> Problem details:
Pictures do not belong in the copy; restate the records below word for word.
** start of Supplied data **
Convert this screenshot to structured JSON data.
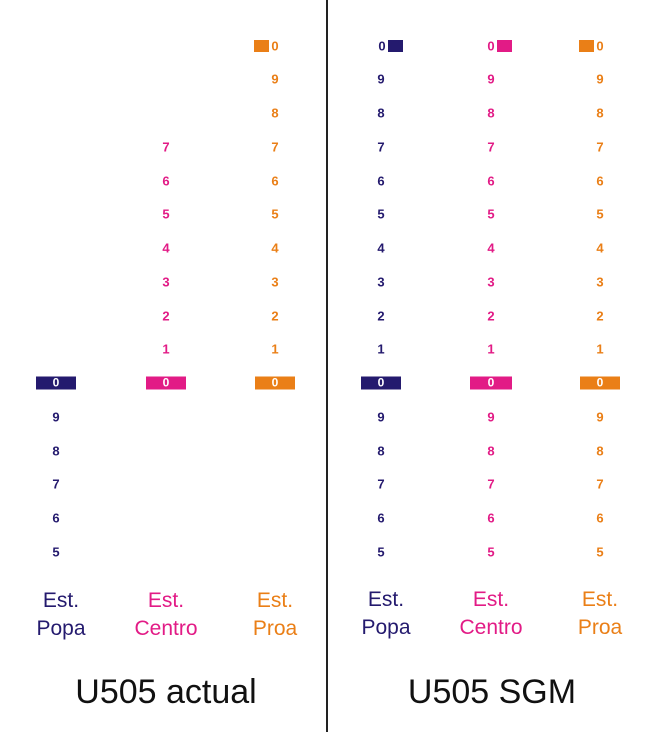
{
  "colors": {
    "popa": "#241a6e",
    "centro": "#e21b86",
    "proa": "#ea7f17",
    "divider": "#222222"
  },
  "panels": [
    {
      "title": "U505 actual",
      "columns": [
        {
          "key": "popa",
          "label_line1": "Est.",
          "label_line2": "Popa",
          "ticks_above": [],
          "zero_label": "0",
          "ticks_below": [
            "9",
            "8",
            "7",
            "6",
            "5"
          ],
          "top_zero_label": null
        },
        {
          "key": "centro",
          "label_line1": "Est.",
          "label_line2": "Centro",
          "ticks_above": [
            "7",
            "6",
            "5",
            "4",
            "3",
            "2",
            "1"
          ],
          "zero_label": "0",
          "ticks_below": [],
          "top_zero_label": null
        },
        {
          "key": "proa",
          "label_line1": "Est.",
          "label_line2": "Proa",
          "ticks_above": [
            "9",
            "8",
            "7",
            "6",
            "5",
            "4",
            "3",
            "2",
            "1"
          ],
          "zero_label": "0",
          "ticks_below": [],
          "top_zero_label": "0"
        }
      ]
    },
    {
      "title": "U505 SGM",
      "columns": [
        {
          "key": "popa",
          "label_line1": "Est.",
          "label_line2": "Popa",
          "ticks_above": [
            "9",
            "8",
            "7",
            "6",
            "5",
            "4",
            "3",
            "2",
            "1"
          ],
          "zero_label": "0",
          "ticks_below": [
            "9",
            "8",
            "7",
            "6",
            "5"
          ],
          "top_zero_label": "0"
        },
        {
          "key": "centro",
          "label_line1": "Est.",
          "label_line2": "Centro",
          "ticks_above": [
            "9",
            "8",
            "7",
            "6",
            "5",
            "4",
            "3",
            "2",
            "1"
          ],
          "zero_label": "0",
          "ticks_below": [
            "9",
            "8",
            "7",
            "6",
            "5"
          ],
          "top_zero_label": "0"
        },
        {
          "key": "proa",
          "label_line1": "Est.",
          "label_line2": "Proa",
          "ticks_above": [
            "9",
            "8",
            "7",
            "6",
            "5",
            "4",
            "3",
            "2",
            "1"
          ],
          "zero_label": "0",
          "ticks_below": [
            "9",
            "8",
            "7",
            "6",
            "5"
          ],
          "top_zero_label": "0"
        }
      ]
    }
  ]
}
** end of Supplied data **
> Full solution:
Convert this screenshot to structured JSON data.
{
  "colors": {
    "popa": "#241a6e",
    "centro": "#e21b86",
    "proa": "#ea7f17",
    "divider": "#222222"
  },
  "panels": [
    {
      "title": "U505 actual",
      "columns": [
        {
          "key": "popa",
          "label_line1": "Est.",
          "label_line2": "Popa",
          "ticks_above": [],
          "zero_label": "0",
          "ticks_below": [
            "9",
            "8",
            "7",
            "6",
            "5"
          ],
          "top_zero_label": null
        },
        {
          "key": "centro",
          "label_line1": "Est.",
          "label_line2": "Centro",
          "ticks_above": [
            "7",
            "6",
            "5",
            "4",
            "3",
            "2",
            "1"
          ],
          "zero_label": "0",
          "ticks_below": [],
          "top_zero_label": null
        },
        {
          "key": "proa",
          "label_line1": "Est.",
          "label_line2": "Proa",
          "ticks_above": [
            "9",
            "8",
            "7",
            "6",
            "5",
            "4",
            "3",
            "2",
            "1"
          ],
          "zero_label": "0",
          "ticks_below": [],
          "top_zero_label": "0"
        }
      ]
    },
    {
      "title": "U505 SGM",
      "columns": [
        {
          "key": "popa",
          "label_line1": "Est.",
          "label_line2": "Popa",
          "ticks_above": [
            "9",
            "8",
            "7",
            "6",
            "5",
            "4",
            "3",
            "2",
            "1"
          ],
          "zero_label": "0",
          "ticks_below": [
            "9",
            "8",
            "7",
            "6",
            "5"
          ],
          "top_zero_label": "0"
        },
        {
          "key": "centro",
          "label_line1": "Est.",
          "label_line2": "Centro",
          "ticks_above": [
            "9",
            "8",
            "7",
            "6",
            "5",
            "4",
            "3",
            "2",
            "1"
          ],
          "zero_label": "0",
          "ticks_below": [
            "9",
            "8",
            "7",
            "6",
            "5"
          ],
          "top_zero_label": "0"
        },
        {
          "key": "proa",
          "label_line1": "Est.",
          "label_line2": "Proa",
          "ticks_above": [
            "9",
            "8",
            "7",
            "6",
            "5",
            "4",
            "3",
            "2",
            "1"
          ],
          "zero_label": "0",
          "ticks_below": [
            "9",
            "8",
            "7",
            "6",
            "5"
          ],
          "top_zero_label": "0"
        }
      ]
    }
  ]
}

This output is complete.